GOAL: Restate the entries below verbatim.

Collection entries:
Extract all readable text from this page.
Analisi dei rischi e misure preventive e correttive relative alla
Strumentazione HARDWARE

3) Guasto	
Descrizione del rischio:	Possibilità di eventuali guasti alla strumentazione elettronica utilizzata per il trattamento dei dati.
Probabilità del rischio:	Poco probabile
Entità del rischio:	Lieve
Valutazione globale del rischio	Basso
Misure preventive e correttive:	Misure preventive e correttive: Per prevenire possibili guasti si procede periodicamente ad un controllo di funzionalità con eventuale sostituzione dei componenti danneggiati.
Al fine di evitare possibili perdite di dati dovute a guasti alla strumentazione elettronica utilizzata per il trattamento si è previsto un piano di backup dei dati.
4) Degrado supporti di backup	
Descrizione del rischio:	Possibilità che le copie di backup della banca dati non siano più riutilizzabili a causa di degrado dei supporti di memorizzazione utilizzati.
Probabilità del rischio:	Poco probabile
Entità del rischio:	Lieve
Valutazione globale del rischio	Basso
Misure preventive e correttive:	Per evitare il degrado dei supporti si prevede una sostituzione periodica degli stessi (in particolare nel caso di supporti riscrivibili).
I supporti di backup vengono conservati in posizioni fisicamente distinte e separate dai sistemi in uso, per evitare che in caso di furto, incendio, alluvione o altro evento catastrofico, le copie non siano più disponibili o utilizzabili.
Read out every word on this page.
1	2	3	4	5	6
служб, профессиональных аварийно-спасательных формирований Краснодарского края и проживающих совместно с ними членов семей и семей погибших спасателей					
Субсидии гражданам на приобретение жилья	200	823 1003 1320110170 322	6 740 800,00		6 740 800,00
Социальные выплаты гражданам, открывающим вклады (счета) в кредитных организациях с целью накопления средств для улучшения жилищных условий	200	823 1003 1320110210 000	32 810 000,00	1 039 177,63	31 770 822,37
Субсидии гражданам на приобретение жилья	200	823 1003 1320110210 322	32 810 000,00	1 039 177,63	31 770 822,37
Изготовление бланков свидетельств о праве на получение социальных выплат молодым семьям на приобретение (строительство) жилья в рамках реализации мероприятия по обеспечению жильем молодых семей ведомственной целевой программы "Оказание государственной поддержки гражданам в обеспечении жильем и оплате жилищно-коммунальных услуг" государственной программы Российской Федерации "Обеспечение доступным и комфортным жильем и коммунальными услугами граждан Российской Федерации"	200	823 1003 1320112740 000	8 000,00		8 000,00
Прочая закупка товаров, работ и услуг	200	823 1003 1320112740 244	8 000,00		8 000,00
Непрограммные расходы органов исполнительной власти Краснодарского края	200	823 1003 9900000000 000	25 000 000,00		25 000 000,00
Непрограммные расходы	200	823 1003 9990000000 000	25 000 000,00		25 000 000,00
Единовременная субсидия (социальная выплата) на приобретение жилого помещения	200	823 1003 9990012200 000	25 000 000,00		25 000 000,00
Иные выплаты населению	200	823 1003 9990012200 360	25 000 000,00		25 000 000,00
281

COMPLETE RESPONSE:
Extract all readable text from this page.
Analisi dei rischi e misure preventive e correttive relative alla
Strumentazione HARDWARE

3) Guasto	
Descrizione del rischio:	Possibilità di eventuali guasti alla strumentazione elettronica utilizzata per il trattamento dei dati.
Probabilità del rischio:	Poco probabile
Entità del rischio:	Lieve
Valutazione globale del rischio	Basso
Misure preventive e correttive:	Misure preventive e correttive: Per prevenire possibili guasti si procede periodicamente ad un controllo di funzionalità con eventuale sostituzione dei componenti danneggiati.
Al fine di evitare possibili perdite di dati dovute a guasti alla strumentazione elettronica utilizzata per il trattamento si è previsto un piano di backup dei dati.
4) Degrado supporti di backup	
Descrizione del rischio:	Possibilità che le copie di backup della banca dati non siano più riutilizzabili a causa di degrado dei supporti di memorizzazione utilizzati.
Probabilità del rischio:	Poco probabile
Entità del rischio:	Lieve
Valutazione globale del rischio	Basso
Misure preventive e correttive:	Per evitare il degrado dei supporti si prevede una sostituzione periodica degli stessi (in particolare nel caso di supporti riscrivibili).
I supporti di backup vengono conservati in posizioni fisicamente distinte e separate dai sistemi in uso, per evitare che in caso di furto, incendio, alluvione o altro evento catastrofico, le copie non siano più disponibili o utilizzabili.
Read out every word on this page.
1	2	3	4	5	6
служб, профессиональных аварийно-спасательных формирований Краснодарского края и проживающих совместно с ними членов семей и семей погибших спасателей					
Субсидии гражданам на приобретение жилья	200	823 1003 1320110170 322	6 740 800,00		6 740 800,00
Социальные выплаты гражданам, открывающим вклады (счета) в кредитных организациях с целью накопления средств для улучшения жилищных условий	200	823 1003 1320110210 000	32 810 000,00	1 039 177,63	31 770 822,37
Субсидии гражданам на приобретение жилья	200	823 1003 1320110210 322	32 810 000,00	1 039 177,63	31 770 822,37
Изготовление бланков свидетельств о праве на получение социальных выплат молодым семьям на приобретение (строительство) жилья в рамках реализации мероприятия по обеспечению жильем молодых семей ведомственной целевой программы "Оказание государственной поддержки гражданам в обеспечении жильем и оплате жилищно-коммунальных услуг" государственной программы Российской Федерации "Обеспечение доступным и комфортным жильем и коммунальными услугами граждан Российской Федерации"	200	823 1003 1320112740 000	8 000,00		8 000,00
Прочая закупка товаров, работ и услуг	200	823 1003 1320112740 244	8 000,00		8 000,00
Непрограммные расходы органов исполнительной власти Краснодарского края	200	823 1003 9900000000 000	25 000 000,00		25 000 000,00
Непрограммные расходы	200	823 1003 9990000000 000	25 000 000,00		25 000 000,00
Единовременная субсидия (социальная выплата) на приобретение жилого помещения	200	823 1003 9990012200 000	25 000 000,00		25 000 000,00
Иные выплаты населению	200	823 1003 9990012200 360	25 000 000,00		25 000 000,00
281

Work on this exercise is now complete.